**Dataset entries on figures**

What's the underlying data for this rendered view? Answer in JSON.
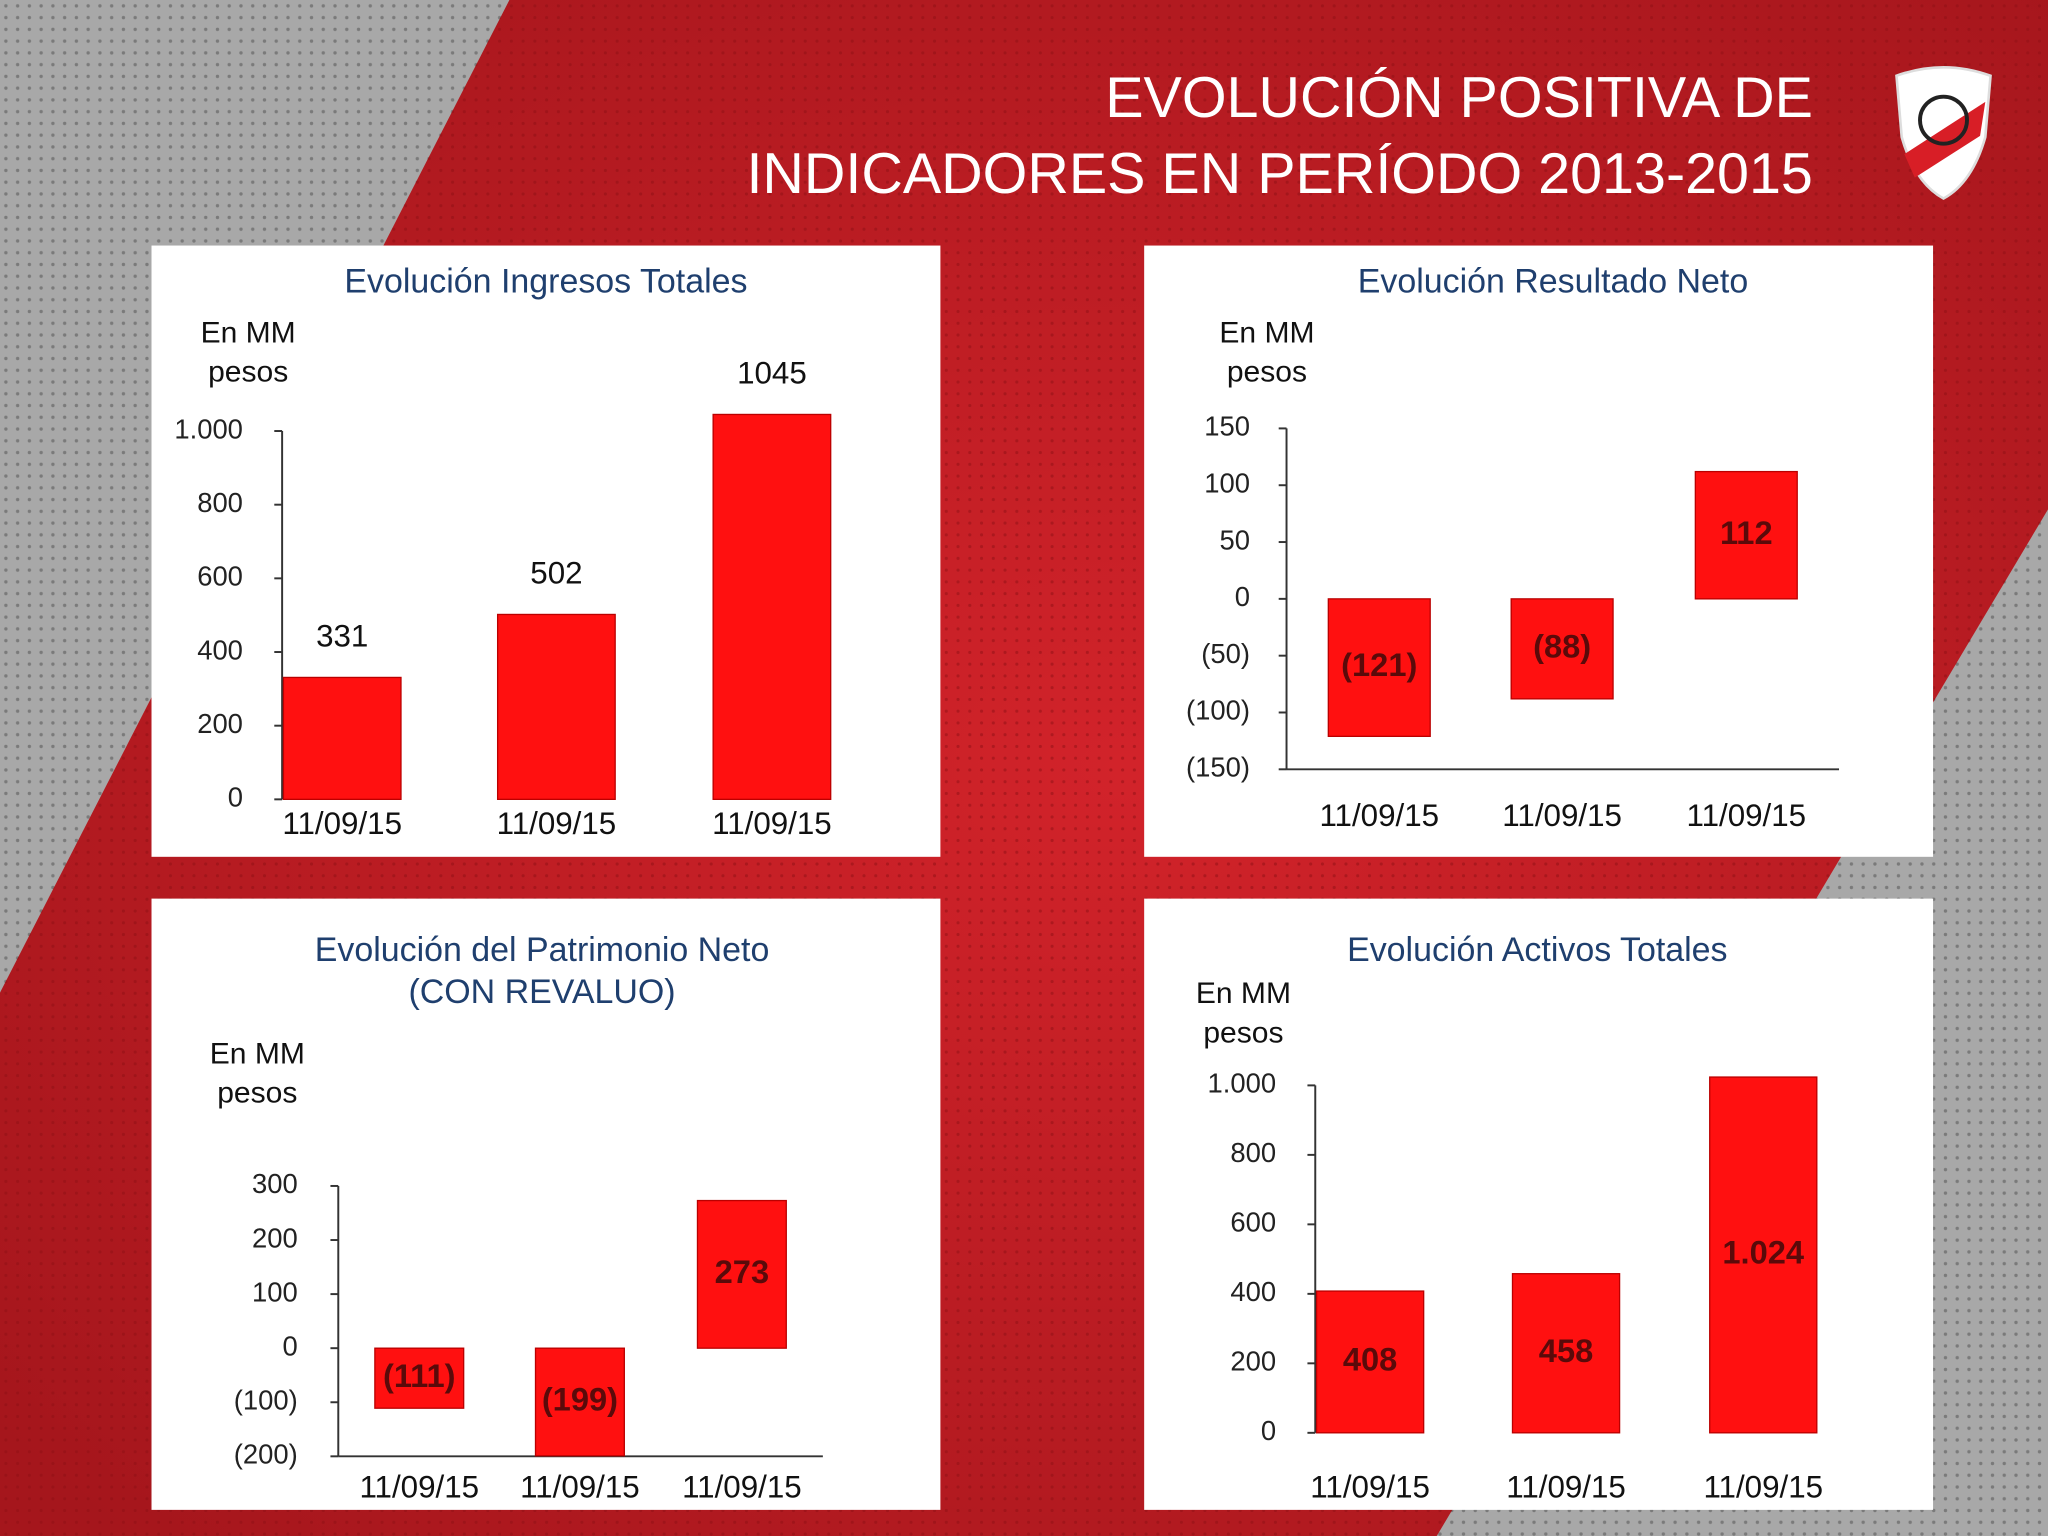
{
  "title": [
    "EVOLUCIÓN POSITIVA DE",
    "INDICADORES EN PERÍODO 2013-2015"
  ],
  "chart_data": [
    {
      "type": "bar",
      "title": "Evolución Ingresos Totales",
      "ylabel": [
        "En MM",
        "pesos"
      ],
      "categories": [
        "11/09/15",
        "11/09/15",
        "11/09/15"
      ],
      "values": [
        331,
        502,
        1045
      ],
      "color": "#ff1010",
      "ylim": [
        0,
        1000
      ],
      "yticks": [
        0,
        200,
        400,
        600,
        800,
        {
          "value": 1000,
          "label": "1.000"
        }
      ]
    },
    {
      "type": "bar",
      "title": "Evolución Resultado Neto",
      "ylabel": [
        "En MM",
        "pesos"
      ],
      "categories": [
        "11/09/15",
        "11/09/15",
        "11/09/15"
      ],
      "values": [
        -121,
        -88,
        112
      ],
      "value_labels": [
        "(121)",
        "(88)",
        "112"
      ],
      "color": "#ff1010",
      "ylim": [
        -150,
        150
      ],
      "yticks": [
        {
          "value": -150,
          "label": "(150)"
        },
        {
          "value": -100,
          "label": "(100)"
        },
        {
          "value": -50,
          "label": "(50)"
        },
        0,
        50,
        100,
        150
      ]
    },
    {
      "type": "bar",
      "title": "Evolución del Patrimonio Neto",
      "subtitle": "(CON REVALUO)",
      "ylabel": [
        "En MM",
        "pesos"
      ],
      "categories": [
        "11/09/15",
        "11/09/15",
        "11/09/15"
      ],
      "values": [
        -111,
        -199,
        273
      ],
      "value_labels": [
        "(111)",
        "(199)",
        "273"
      ],
      "color": "#ff1010",
      "ylim": [
        -200,
        300
      ],
      "yticks": [
        {
          "value": -200,
          "label": "(200)"
        },
        {
          "value": -100,
          "label": "(100)"
        },
        0,
        100,
        200,
        300
      ]
    },
    {
      "type": "bar",
      "title": "Evolución Activos Totales",
      "ylabel": [
        "En MM",
        "pesos"
      ],
      "categories": [
        "11/09/15",
        "11/09/15",
        "11/09/15"
      ],
      "values": [
        408,
        458,
        1024
      ],
      "value_labels": [
        "408",
        "458",
        "1.024"
      ],
      "color": "#ff1010",
      "ylim": [
        0,
        1000
      ],
      "yticks": [
        0,
        200,
        400,
        600,
        800,
        {
          "value": 1000,
          "label": "1.000"
        }
      ]
    }
  ]
}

**Aim**
Except for the pictures, print the data above exactly.

**Final answer**
What's the underlying data for this rendered view? Answer in JSON.
{
  "title": [
    "EVOLUCIÓN POSITIVA DE",
    "INDICADORES EN PERÍODO 2013-2015"
  ],
  "chart_data": [
    {
      "type": "bar",
      "title": "Evolución Ingresos Totales",
      "ylabel": [
        "En MM",
        "pesos"
      ],
      "categories": [
        "11/09/15",
        "11/09/15",
        "11/09/15"
      ],
      "values": [
        331,
        502,
        1045
      ],
      "color": "#ff1010",
      "ylim": [
        0,
        1000
      ],
      "yticks": [
        0,
        200,
        400,
        600,
        800,
        {
          "value": 1000,
          "label": "1.000"
        }
      ]
    },
    {
      "type": "bar",
      "title": "Evolución Resultado Neto",
      "ylabel": [
        "En MM",
        "pesos"
      ],
      "categories": [
        "11/09/15",
        "11/09/15",
        "11/09/15"
      ],
      "values": [
        -121,
        -88,
        112
      ],
      "value_labels": [
        "(121)",
        "(88)",
        "112"
      ],
      "color": "#ff1010",
      "ylim": [
        -150,
        150
      ],
      "yticks": [
        {
          "value": -150,
          "label": "(150)"
        },
        {
          "value": -100,
          "label": "(100)"
        },
        {
          "value": -50,
          "label": "(50)"
        },
        0,
        50,
        100,
        150
      ]
    },
    {
      "type": "bar",
      "title": "Evolución del Patrimonio Neto",
      "subtitle": "(CON REVALUO)",
      "ylabel": [
        "En MM",
        "pesos"
      ],
      "categories": [
        "11/09/15",
        "11/09/15",
        "11/09/15"
      ],
      "values": [
        -111,
        -199,
        273
      ],
      "value_labels": [
        "(111)",
        "(199)",
        "273"
      ],
      "color": "#ff1010",
      "ylim": [
        -200,
        300
      ],
      "yticks": [
        {
          "value": -200,
          "label": "(200)"
        },
        {
          "value": -100,
          "label": "(100)"
        },
        0,
        100,
        200,
        300
      ]
    },
    {
      "type": "bar",
      "title": "Evolución Activos Totales",
      "ylabel": [
        "En MM",
        "pesos"
      ],
      "categories": [
        "11/09/15",
        "11/09/15",
        "11/09/15"
      ],
      "values": [
        408,
        458,
        1024
      ],
      "value_labels": [
        "408",
        "458",
        "1.024"
      ],
      "color": "#ff1010",
      "ylim": [
        0,
        1000
      ],
      "yticks": [
        0,
        200,
        400,
        600,
        800,
        {
          "value": 1000,
          "label": "1.000"
        }
      ]
    }
  ]
}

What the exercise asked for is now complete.